WRITTEN INSTRUCTION>
Using the data below, copy each line that includes the word "Lombok".

RECORDS SHOWN>
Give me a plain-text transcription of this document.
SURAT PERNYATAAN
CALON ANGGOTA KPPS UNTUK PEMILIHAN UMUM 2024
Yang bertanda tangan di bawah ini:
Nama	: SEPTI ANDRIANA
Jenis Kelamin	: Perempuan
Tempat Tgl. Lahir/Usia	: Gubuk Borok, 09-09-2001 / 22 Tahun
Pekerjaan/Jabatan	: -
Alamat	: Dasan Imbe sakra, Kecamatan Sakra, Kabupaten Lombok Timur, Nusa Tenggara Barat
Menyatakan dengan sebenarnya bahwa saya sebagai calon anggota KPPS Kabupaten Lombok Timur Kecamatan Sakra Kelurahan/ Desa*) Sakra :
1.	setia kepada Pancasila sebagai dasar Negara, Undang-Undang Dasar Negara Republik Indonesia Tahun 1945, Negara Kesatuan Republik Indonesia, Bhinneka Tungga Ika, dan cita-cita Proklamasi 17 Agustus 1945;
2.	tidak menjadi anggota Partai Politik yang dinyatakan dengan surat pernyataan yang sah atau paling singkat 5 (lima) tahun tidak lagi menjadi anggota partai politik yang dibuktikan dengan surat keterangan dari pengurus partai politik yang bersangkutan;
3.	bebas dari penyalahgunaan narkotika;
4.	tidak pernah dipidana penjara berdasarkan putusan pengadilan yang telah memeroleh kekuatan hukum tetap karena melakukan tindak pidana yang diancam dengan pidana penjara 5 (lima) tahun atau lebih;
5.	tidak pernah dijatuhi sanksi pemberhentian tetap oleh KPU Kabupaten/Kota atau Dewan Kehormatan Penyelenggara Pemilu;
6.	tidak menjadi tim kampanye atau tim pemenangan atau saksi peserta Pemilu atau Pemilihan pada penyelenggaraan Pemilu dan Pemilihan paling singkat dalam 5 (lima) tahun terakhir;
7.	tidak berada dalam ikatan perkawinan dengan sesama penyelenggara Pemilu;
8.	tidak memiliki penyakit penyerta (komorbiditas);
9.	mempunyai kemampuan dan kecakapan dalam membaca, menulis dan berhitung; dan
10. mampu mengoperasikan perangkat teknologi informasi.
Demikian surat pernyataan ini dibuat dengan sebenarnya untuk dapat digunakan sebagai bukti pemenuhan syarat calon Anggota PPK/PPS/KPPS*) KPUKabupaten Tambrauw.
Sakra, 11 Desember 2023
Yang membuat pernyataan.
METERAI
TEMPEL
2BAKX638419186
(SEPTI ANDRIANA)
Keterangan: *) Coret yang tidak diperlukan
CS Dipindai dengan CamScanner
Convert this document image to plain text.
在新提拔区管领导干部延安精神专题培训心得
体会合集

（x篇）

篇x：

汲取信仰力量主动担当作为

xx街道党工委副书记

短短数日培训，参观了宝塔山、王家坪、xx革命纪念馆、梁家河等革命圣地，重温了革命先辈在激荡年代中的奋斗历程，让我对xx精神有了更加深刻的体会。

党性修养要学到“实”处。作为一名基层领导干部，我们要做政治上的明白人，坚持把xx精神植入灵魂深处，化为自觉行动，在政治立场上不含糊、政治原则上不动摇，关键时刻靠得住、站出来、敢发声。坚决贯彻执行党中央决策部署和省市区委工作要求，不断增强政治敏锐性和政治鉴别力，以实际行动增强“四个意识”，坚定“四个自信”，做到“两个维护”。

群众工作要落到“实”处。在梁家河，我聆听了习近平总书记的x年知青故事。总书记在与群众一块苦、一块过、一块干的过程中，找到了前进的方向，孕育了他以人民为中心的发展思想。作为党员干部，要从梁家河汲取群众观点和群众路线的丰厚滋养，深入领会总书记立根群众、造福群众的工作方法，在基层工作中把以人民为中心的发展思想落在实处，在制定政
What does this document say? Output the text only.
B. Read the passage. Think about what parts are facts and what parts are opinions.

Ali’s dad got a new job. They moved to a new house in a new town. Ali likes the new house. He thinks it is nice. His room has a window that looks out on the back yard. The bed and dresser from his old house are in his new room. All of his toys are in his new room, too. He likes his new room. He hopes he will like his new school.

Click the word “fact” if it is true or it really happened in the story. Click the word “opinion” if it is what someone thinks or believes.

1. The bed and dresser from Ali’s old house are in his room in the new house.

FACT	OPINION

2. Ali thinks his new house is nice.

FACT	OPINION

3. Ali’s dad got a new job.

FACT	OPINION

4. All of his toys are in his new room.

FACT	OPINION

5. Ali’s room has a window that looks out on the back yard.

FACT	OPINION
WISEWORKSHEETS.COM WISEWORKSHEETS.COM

TASK RESPONSE>
Alamat	: Dasan Imbe sakra, Kecamatan Sakra, Kabupaten Lombok Timur, Nusa Tenggara Barat
Menyatakan dengan sebenarnya bahwa saya sebagai calon anggota KPPS Kabupaten Lombok Timur Kecamatan Sakra Kelurahan/ Desa*) Sakra :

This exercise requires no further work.